>> start MATERIAL PROVIDED

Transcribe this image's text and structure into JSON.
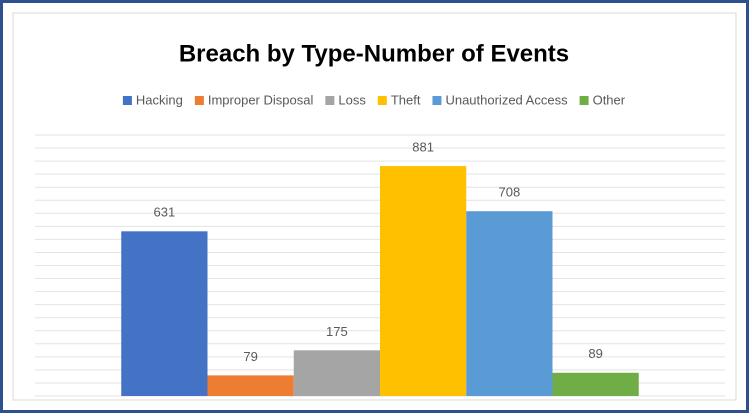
{
  "chart_data": {
    "type": "bar",
    "title": "Breach by Type-Number of Events",
    "series": [
      {
        "name": "Hacking",
        "color": "#4472c4",
        "values": [
          631
        ]
      },
      {
        "name": "Improper Disposal",
        "color": "#ed7d31",
        "values": [
          79
        ]
      },
      {
        "name": "Loss",
        "color": "#a5a5a5",
        "values": [
          175
        ]
      },
      {
        "name": "Theft",
        "color": "#ffc000",
        "values": [
          881
        ]
      },
      {
        "name": "Unauthorized Access",
        "color": "#5b9bd5",
        "values": [
          708
        ]
      },
      {
        "name": "Other",
        "color": "#70ad47",
        "values": [
          89
        ]
      }
    ],
    "ylim": [
      0,
      1000
    ],
    "yticks": [
      0,
      50,
      100,
      150,
      200,
      250,
      300,
      350,
      400,
      450,
      500,
      550,
      600,
      650,
      700,
      750,
      800,
      850,
      900,
      950,
      1000
    ],
    "grid": true,
    "legend": "top"
  }
}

>> end MATERIAL PROVIDED

CHALLENGE:
Exclude all images and restate the records above word for word.

RESULT BELOW:
Transcribe this image's text and structure into JSON.
{
  "chart_data": {
    "type": "bar",
    "title": "Breach by Type-Number of Events",
    "series": [
      {
        "name": "Hacking",
        "color": "#4472c4",
        "values": [
          631
        ]
      },
      {
        "name": "Improper Disposal",
        "color": "#ed7d31",
        "values": [
          79
        ]
      },
      {
        "name": "Loss",
        "color": "#a5a5a5",
        "values": [
          175
        ]
      },
      {
        "name": "Theft",
        "color": "#ffc000",
        "values": [
          881
        ]
      },
      {
        "name": "Unauthorized Access",
        "color": "#5b9bd5",
        "values": [
          708
        ]
      },
      {
        "name": "Other",
        "color": "#70ad47",
        "values": [
          89
        ]
      }
    ],
    "ylim": [
      0,
      1000
    ],
    "yticks": [
      0,
      50,
      100,
      150,
      200,
      250,
      300,
      350,
      400,
      450,
      500,
      550,
      600,
      650,
      700,
      750,
      800,
      850,
      900,
      950,
      1000
    ],
    "grid": true,
    "legend": "top"
  }
}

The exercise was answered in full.